▶ **GIVEN ENTRIES**
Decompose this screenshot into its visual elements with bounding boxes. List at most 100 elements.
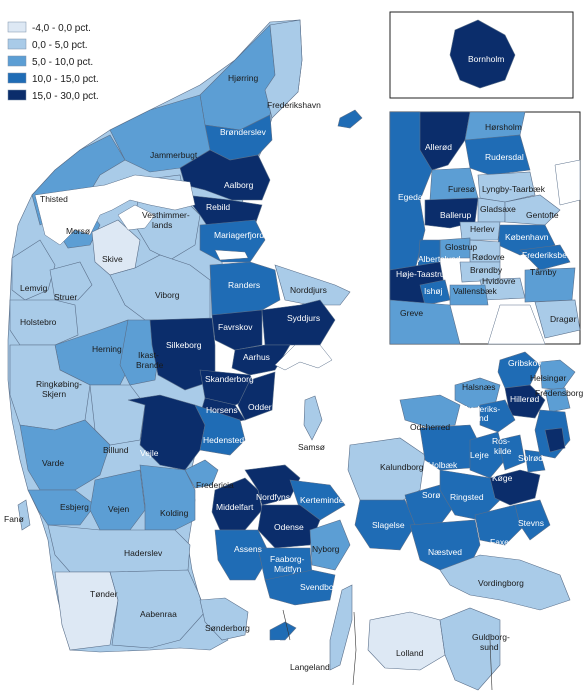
...
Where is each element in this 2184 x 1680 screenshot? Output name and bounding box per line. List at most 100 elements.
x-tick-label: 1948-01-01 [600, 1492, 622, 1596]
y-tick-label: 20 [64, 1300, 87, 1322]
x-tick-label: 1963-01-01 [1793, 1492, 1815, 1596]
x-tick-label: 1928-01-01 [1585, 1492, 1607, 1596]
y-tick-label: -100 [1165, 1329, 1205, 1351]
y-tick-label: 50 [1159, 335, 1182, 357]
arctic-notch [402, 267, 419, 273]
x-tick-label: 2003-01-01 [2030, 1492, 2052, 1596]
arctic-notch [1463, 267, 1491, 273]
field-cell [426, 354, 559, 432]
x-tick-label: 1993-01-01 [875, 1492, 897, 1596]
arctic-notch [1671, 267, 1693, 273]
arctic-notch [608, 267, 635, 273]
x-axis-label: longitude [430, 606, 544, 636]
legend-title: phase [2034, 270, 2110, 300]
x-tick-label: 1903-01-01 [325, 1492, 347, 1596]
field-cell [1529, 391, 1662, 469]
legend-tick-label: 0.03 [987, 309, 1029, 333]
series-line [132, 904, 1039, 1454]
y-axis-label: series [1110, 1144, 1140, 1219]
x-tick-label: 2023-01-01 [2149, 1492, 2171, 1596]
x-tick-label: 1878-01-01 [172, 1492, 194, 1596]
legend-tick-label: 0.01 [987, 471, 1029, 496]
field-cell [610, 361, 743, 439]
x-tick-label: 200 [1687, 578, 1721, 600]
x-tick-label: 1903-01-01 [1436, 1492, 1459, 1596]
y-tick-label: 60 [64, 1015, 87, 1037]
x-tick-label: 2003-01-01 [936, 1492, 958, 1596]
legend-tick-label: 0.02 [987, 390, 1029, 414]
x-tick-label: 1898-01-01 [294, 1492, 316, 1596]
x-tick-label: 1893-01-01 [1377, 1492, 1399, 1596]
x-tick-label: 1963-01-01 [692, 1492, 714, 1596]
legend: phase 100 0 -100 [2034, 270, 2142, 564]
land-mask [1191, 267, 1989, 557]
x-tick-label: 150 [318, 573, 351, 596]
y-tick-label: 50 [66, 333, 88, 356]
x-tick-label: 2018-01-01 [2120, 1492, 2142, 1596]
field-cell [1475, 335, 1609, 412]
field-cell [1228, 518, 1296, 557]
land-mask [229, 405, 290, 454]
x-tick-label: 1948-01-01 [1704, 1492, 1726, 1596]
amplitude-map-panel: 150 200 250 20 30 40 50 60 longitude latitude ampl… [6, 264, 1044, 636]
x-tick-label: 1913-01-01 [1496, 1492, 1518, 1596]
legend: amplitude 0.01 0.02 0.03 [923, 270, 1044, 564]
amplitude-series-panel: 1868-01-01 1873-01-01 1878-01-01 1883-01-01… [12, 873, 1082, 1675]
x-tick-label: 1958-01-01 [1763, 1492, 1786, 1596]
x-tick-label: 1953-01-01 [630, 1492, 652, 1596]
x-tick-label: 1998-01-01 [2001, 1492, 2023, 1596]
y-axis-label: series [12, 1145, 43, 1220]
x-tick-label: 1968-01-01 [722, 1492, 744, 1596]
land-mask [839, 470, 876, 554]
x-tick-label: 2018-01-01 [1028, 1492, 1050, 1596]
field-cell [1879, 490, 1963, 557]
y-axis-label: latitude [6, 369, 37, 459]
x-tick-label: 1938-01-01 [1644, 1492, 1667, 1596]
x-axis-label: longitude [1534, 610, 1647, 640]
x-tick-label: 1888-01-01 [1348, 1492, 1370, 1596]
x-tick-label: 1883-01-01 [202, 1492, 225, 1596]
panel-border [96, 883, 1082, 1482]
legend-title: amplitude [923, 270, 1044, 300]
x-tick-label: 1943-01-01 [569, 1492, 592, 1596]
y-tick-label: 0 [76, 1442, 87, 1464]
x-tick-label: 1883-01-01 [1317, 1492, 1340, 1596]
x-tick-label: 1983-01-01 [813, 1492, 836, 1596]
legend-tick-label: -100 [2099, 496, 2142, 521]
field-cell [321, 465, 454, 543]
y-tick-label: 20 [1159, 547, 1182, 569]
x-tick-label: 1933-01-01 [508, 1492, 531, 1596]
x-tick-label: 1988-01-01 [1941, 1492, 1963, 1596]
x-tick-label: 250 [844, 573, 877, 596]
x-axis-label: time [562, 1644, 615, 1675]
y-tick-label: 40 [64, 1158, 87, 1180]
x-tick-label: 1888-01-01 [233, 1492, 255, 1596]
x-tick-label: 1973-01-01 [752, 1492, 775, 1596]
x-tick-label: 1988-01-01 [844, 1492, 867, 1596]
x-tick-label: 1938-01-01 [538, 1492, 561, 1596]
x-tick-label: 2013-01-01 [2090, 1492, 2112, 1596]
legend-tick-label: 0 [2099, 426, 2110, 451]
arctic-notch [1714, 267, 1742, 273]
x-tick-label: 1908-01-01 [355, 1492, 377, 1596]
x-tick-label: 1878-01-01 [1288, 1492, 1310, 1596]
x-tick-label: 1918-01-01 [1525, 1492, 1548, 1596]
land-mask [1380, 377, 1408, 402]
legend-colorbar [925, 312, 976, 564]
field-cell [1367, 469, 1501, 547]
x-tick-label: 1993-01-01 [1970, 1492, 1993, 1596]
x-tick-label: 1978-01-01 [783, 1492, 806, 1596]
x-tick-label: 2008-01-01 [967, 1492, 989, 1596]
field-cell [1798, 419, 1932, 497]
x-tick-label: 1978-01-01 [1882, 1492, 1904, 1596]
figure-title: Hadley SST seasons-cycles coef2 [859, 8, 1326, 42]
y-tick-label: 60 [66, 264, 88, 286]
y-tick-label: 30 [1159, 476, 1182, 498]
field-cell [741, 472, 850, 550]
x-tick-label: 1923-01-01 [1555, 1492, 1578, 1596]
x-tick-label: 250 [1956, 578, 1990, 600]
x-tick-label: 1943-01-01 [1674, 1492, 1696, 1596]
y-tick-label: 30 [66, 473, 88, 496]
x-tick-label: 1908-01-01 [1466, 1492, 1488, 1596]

▶ **EXERCISE**
Switch "x-tick-label" to "horizontal-tick-label" in everything from the line of the listing containing "Where is each" down to the line containing "x-tick-label: 1928-01-01 [1585, 1492, 1607, 1596]", and give back only those lines with nothing else altered.

▶ **TASK RESULT**
Where is each element in this 2184 x 1680 screenshot? Output name and bounding box per line. List at most 100 elements.
horizontal-tick-label: 1948-01-01 [600, 1492, 622, 1596]
y-tick-label: 20 [64, 1300, 87, 1322]
horizontal-tick-label: 1963-01-01 [1793, 1492, 1815, 1596]
horizontal-tick-label: 1928-01-01 [1585, 1492, 1607, 1596]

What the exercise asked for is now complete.